— Stated goal —
Write out the listing below again, precisely as it is given.

— Given records —
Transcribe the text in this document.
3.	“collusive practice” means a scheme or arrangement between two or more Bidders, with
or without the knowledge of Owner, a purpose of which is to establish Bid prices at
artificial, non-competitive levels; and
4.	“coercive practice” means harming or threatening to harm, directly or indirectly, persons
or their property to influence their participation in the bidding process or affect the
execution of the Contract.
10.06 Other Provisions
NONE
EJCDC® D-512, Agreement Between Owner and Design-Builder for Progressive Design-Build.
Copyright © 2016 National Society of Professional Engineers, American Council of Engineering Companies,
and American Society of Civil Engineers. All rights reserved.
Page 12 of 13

— Task answer —
Transcribe the text in this document.
3.	“collusive practice” means a scheme or arrangement between two or more Bidders, with
or without the knowledge of Owner, a purpose of which is to establish Bid prices at
artificial, non-competitive levels; and
4.	“coercive practice” means harming or threatening to harm, directly or indirectly, persons
or their property to influence their participation in the bidding process or affect the
execution of the Contract.
10.06 Other Provisions
NONE
EJCDC® D-512, Agreement Between Owner and Design-Builder for Progressive Design-Build.
Copyright © 2016 National Society of Professional Engineers, American Council of Engineering Companies,
and American Society of Civil Engineers. All rights reserved.
Page 12 of 13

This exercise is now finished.